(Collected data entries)
[start]
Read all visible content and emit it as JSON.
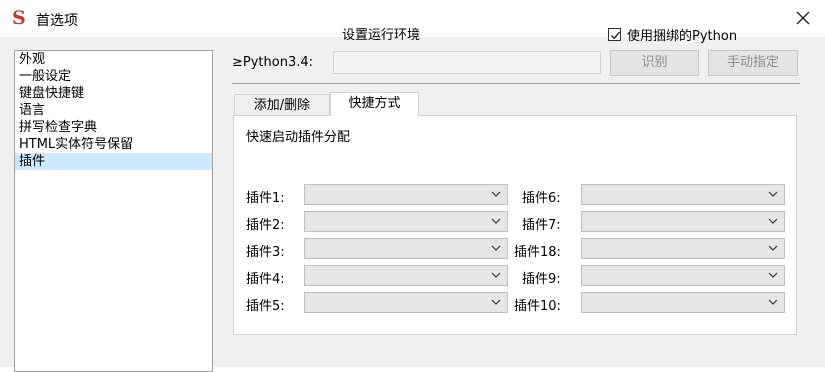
{
  "window": {
    "title": "首选项",
    "app_icon_glyph": "S",
    "app_icon_color": "#c0392b"
  },
  "sidebar": {
    "items": [
      {
        "label": "外观",
        "selected": false
      },
      {
        "label": "一般设定",
        "selected": false
      },
      {
        "label": "键盘快捷键",
        "selected": false
      },
      {
        "label": "语言",
        "selected": false
      },
      {
        "label": "拼写检查字典",
        "selected": false
      },
      {
        "label": "HTML实体符号保留",
        "selected": false
      },
      {
        "label": "插件",
        "selected": true
      }
    ]
  },
  "environment": {
    "title": "设置运行环境",
    "use_bundled_label": "使用捆绑的Python",
    "use_bundled_checked": true,
    "python_label": "≥Python3.4:",
    "path_value": "",
    "identify_button": "识别",
    "manual_button": "手动指定"
  },
  "tabs": [
    {
      "label": "添加/删除",
      "active": false
    },
    {
      "label": "快捷方式",
      "active": true
    }
  ],
  "shortcut_panel": {
    "title": "快速启动插件分配",
    "left_column": [
      {
        "label": "插件1:",
        "value": ""
      },
      {
        "label": "插件2:",
        "value": ""
      },
      {
        "label": "插件3:",
        "value": ""
      },
      {
        "label": "插件4:",
        "value": ""
      },
      {
        "label": "插件5:",
        "value": ""
      }
    ],
    "right_column": [
      {
        "label": "插件6:",
        "value": ""
      },
      {
        "label": "插件7:",
        "value": ""
      },
      {
        "label": "插件18:",
        "value": ""
      },
      {
        "label": "插件9:",
        "value": ""
      },
      {
        "label": "插件10:",
        "value": ""
      }
    ]
  }
}
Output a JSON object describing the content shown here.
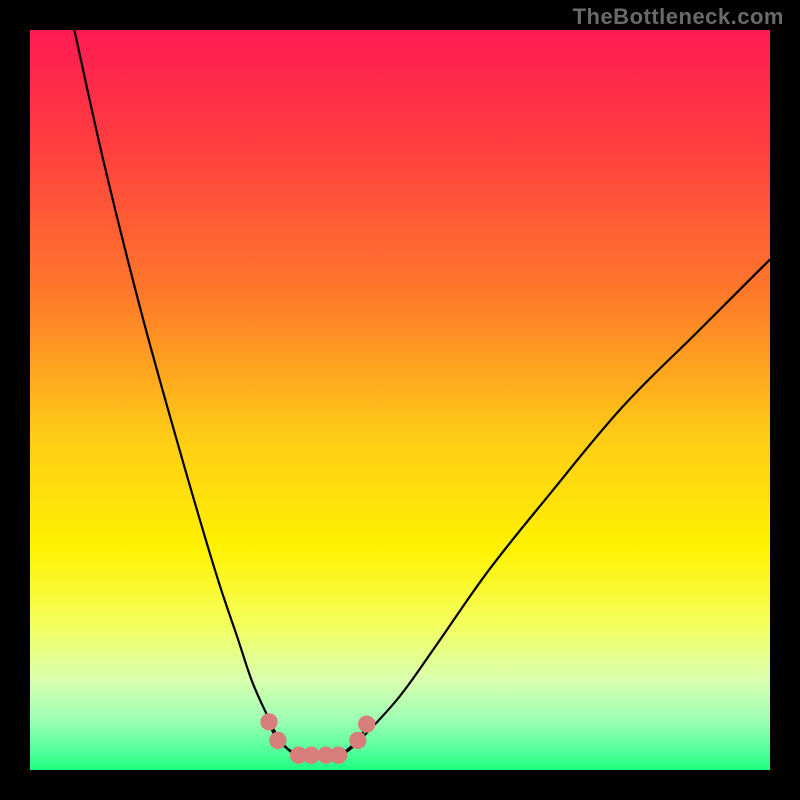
{
  "watermark": "TheBottleneck.com",
  "colors": {
    "frame": "#000000",
    "curve": "#000000",
    "marker": "#d77d7a",
    "watermark_text": "#6a6a6a"
  },
  "gradient_stops": [
    {
      "pct": 0,
      "color": "#ff1a52"
    },
    {
      "pct": 16,
      "color": "#ff3f3f"
    },
    {
      "pct": 36,
      "color": "#ff7a2a"
    },
    {
      "pct": 55,
      "color": "#ffcc16"
    },
    {
      "pct": 70,
      "color": "#fff200"
    },
    {
      "pct": 80,
      "color": "#f5ff5a"
    },
    {
      "pct": 88,
      "color": "#d8ffb0"
    },
    {
      "pct": 93,
      "color": "#a0ffb5"
    },
    {
      "pct": 97,
      "color": "#5cff9e"
    },
    {
      "pct": 100,
      "color": "#1dff80"
    }
  ],
  "chart_data": {
    "type": "line",
    "title": "",
    "xlabel": "",
    "ylabel": "",
    "xlim": [
      0,
      100
    ],
    "ylim": [
      0,
      100
    ],
    "grid": false,
    "legend": false,
    "series": [
      {
        "name": "left-curve",
        "x": [
          6.0,
          10,
          15,
          20,
          25,
          28,
          30,
          32,
          33.5,
          35.5,
          37.5
        ],
        "y": [
          100,
          82,
          62,
          44,
          27,
          18,
          12,
          7.5,
          4.5,
          2.3,
          2.0
        ]
      },
      {
        "name": "right-curve",
        "x": [
          40.5,
          42.5,
          45,
          50,
          55,
          62,
          70,
          80,
          90,
          98,
          100
        ],
        "y": [
          2.0,
          2.3,
          4.5,
          10,
          17,
          27,
          37,
          49,
          59,
          67,
          69
        ]
      },
      {
        "name": "floor-segment",
        "x": [
          37.5,
          40.5
        ],
        "y": [
          2.0,
          2.0
        ]
      }
    ],
    "markers": {
      "name": "highlight-markers",
      "points": [
        {
          "x": 32.3,
          "y": 6.5
        },
        {
          "x": 33.5,
          "y": 4.0
        },
        {
          "x": 36.3,
          "y": 2.0
        },
        {
          "x": 38.0,
          "y": 2.0
        },
        {
          "x": 40.0,
          "y": 2.0
        },
        {
          "x": 41.7,
          "y": 2.0
        },
        {
          "x": 44.3,
          "y": 4.0
        },
        {
          "x": 45.5,
          "y": 6.2
        }
      ],
      "radius_data_units": 1.1
    }
  }
}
[end]
- _Stated goal_
Check each line above for the string "JSON", then copy the ones that have it.

- _Full answer_
Read all visible content and emit it as JSON.
Output a JSON object describing the content shown here.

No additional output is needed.